--- start INFORMATION PROVIDED ---

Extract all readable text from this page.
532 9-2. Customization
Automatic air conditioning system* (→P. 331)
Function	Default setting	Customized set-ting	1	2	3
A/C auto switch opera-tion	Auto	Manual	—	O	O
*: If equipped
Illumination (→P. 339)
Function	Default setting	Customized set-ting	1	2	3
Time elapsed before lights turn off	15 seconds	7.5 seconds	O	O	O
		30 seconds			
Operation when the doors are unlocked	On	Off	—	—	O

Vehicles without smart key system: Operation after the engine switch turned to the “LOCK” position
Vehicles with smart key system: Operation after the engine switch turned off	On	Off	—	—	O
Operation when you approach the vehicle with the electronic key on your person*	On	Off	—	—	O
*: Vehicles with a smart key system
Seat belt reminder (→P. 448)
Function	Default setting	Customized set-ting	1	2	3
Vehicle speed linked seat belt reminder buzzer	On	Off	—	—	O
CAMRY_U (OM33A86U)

--- end INFORMATION PROVIDED ---

All of the entries must be written out exactly as they stand.

Extract all readable text from this page.
532 9-2. Customization
Automatic air conditioning system* (→P. 331)
Function	Default setting	Customized set-ting	1	2	3
A/C auto switch opera-tion	Auto	Manual	—	O	O
*: If equipped
Illumination (→P. 339)
Function	Default setting	Customized set-ting	1	2	3
Time elapsed before lights turn off	15 seconds	7.5 seconds	O	O	O
		30 seconds			
Operation when the doors are unlocked	On	Off	—	—	O

Vehicles without smart key system: Operation after the engine switch turned to the “LOCK” position
Vehicles with smart key system: Operation after the engine switch turned off	On	Off	—	—	O
Operation when you approach the vehicle with the electronic key on your person*	On	Off	—	—	O
*: Vehicles with a smart key system
Seat belt reminder (→P. 448)
Function	Default setting	Customized set-ting	1	2	3
Vehicle speed linked seat belt reminder buzzer	On	Off	—	—	O
CAMRY_U (OM33A86U)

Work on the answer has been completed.